In the listing, update the lines from the one holding "y-left-tick-label: 537.0 <box>40" through the one holding "legend-item-temp[interactable]: Temp <box>443", inclusive, by changing "legend-label" to "legend-caption" and leaving everything else as it is. Give back only those lines.

Records of where elements appear:
--- start ---

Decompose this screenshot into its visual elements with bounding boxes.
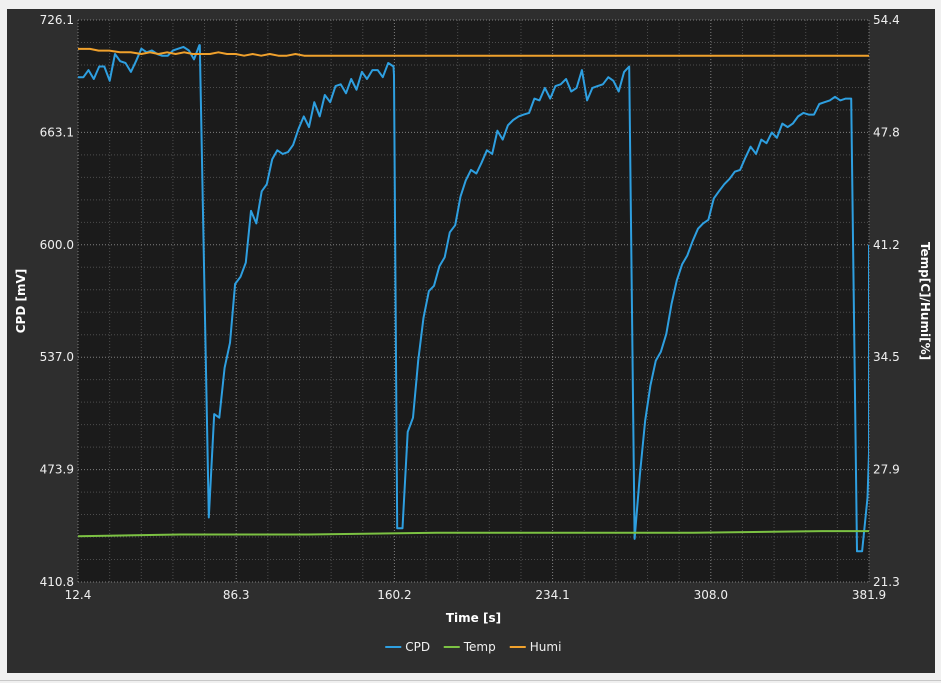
y-left-tick-label: 537.0 <box>40 350 74 364</box>
x-tick-label: 12.4 <box>65 588 92 602</box>
x-tick-label: 381.9 <box>852 588 886 602</box>
legend-item-humi[interactable]: Humi <box>509 640 562 654</box>
x-axis-title: Time [s] <box>446 611 501 625</box>
legend-label: Temp <box>463 640 496 654</box>
legend-label: CPD <box>405 640 430 654</box>
legend-item-cpd[interactable]: CPD <box>385 640 430 654</box>
y-left-tick-label: 663.1 <box>40 125 74 139</box>
y-left-tick-label: 473.9 <box>40 463 74 477</box>
legend-item-temp[interactable]: Temp <box>443 640 496 654</box>
line-chart: 12.4 86.3 160.2 234.1 308.0 381.9 410.8 473.9 53… <box>14 13 932 654</box>
legend-label: Humi <box>530 640 562 654</box>
y-right-tick-label: 27.9 <box>873 463 900 477</box>
y-left-tick-label: 600.0 <box>40 238 74 252</box>
legend[interactable]: CPD Temp Humi <box>385 640 561 654</box>
x-tick-label: 86.3 <box>223 588 250 602</box>
y-right-tick-label: 34.5 <box>873 350 900 364</box>
y-right-tick-label: 54.4 <box>873 13 900 27</box>
x-tick-label: 308.0 <box>694 588 728 602</box>
plot-area <box>78 20 869 582</box>
y-left-tick-label: 410.8 <box>40 575 74 589</box>
y-right-tick-label: 47.8 <box>873 125 900 139</box>
x-tick-label: 160.2 <box>377 588 411 602</box>
y-axis-right-title: Temp[C]/Humi[%] <box>918 242 932 360</box>
y-left-tick-label: 726.1 <box>40 13 74 27</box>
y-right-tick-label: 21.3 <box>873 575 900 589</box>
chart-panel: 12.4 86.3 160.2 234.1 308.0 381.9 410.8 473.9 53… <box>7 9 935 673</box>
y-axis-left-title: CPD [mV] <box>14 269 28 334</box>
x-tick-label: 234.1 <box>535 588 569 602</box>
y-right-tick-label: 41.2 <box>873 238 900 252</box>
window-divider <box>0 680 941 681</box>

--- end ---

> **TASK OUTPUT**:
y-left-tick-label: 537.0 <box>40 350 74 364</box>
x-tick-label: 12.4 <box>65 588 92 602</box>
x-tick-label: 381.9 <box>852 588 886 602</box>
legend-item-humi[interactable]: Humi <box>509 640 562 654</box>
x-axis-title: Time [s] <box>446 611 501 625</box>
legend-caption: Temp <box>463 640 496 654</box>
legend-caption: CPD <box>405 640 430 654</box>
legend-item-cpd[interactable]: CPD <box>385 640 430 654</box>
y-left-tick-label: 663.1 <box>40 125 74 139</box>
y-left-tick-label: 473.9 <box>40 463 74 477</box>
legend-item-temp[interactable]: Temp <box>443 640 496 654</box>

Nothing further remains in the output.